__WRITTEN PROBLEM__
Exactly repeat the full listing that follows.

__RECORDED DATA__
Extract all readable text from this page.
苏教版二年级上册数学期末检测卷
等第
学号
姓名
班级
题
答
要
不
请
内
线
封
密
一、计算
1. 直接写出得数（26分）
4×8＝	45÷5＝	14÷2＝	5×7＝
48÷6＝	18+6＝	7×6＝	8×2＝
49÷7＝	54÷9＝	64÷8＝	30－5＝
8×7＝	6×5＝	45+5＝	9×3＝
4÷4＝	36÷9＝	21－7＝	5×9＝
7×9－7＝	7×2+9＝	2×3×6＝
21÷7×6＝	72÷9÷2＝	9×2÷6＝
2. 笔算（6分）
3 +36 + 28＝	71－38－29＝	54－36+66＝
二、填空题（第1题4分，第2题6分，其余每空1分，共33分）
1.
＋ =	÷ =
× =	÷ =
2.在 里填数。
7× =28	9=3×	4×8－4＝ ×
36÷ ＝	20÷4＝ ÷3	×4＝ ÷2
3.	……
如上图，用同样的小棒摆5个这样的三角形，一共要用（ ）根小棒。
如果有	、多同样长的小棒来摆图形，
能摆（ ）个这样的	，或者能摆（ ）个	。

__RESULT FOR THIS EXERCISE__
Extract all readable text from this page.
苏教版二年级上册数学期末检测卷
等第
学号
姓名
班级
题
答
要
不
请
内
线
封
密
一、计算
1. 直接写出得数（26分）
4×8＝	45÷5＝	14÷2＝	5×7＝
48÷6＝	18+6＝	7×6＝	8×2＝
49÷7＝	54÷9＝	64÷8＝	30－5＝
8×7＝	6×5＝	45+5＝	9×3＝
4÷4＝	36÷9＝	21－7＝	5×9＝
7×9－7＝	7×2+9＝	2×3×6＝
21÷7×6＝	72÷9÷2＝	9×2÷6＝
2. 笔算（6分）
3 +36 + 28＝	71－38－29＝	54－36+66＝
二、填空题（第1题4分，第2题6分，其余每空1分，共33分）
1.
＋ =	÷ =
× =	÷ =
2.在 里填数。
7× =28	9=3×	4×8－4＝ ×
36÷ ＝	20÷4＝ ÷3	×4＝ ÷2
3.	……
如上图，用同样的小棒摆5个这样的三角形，一共要用（ ）根小棒。
如果有	、多同样长的小棒来摆图形，
能摆（ ）个这样的	，或者能摆（ ）个	。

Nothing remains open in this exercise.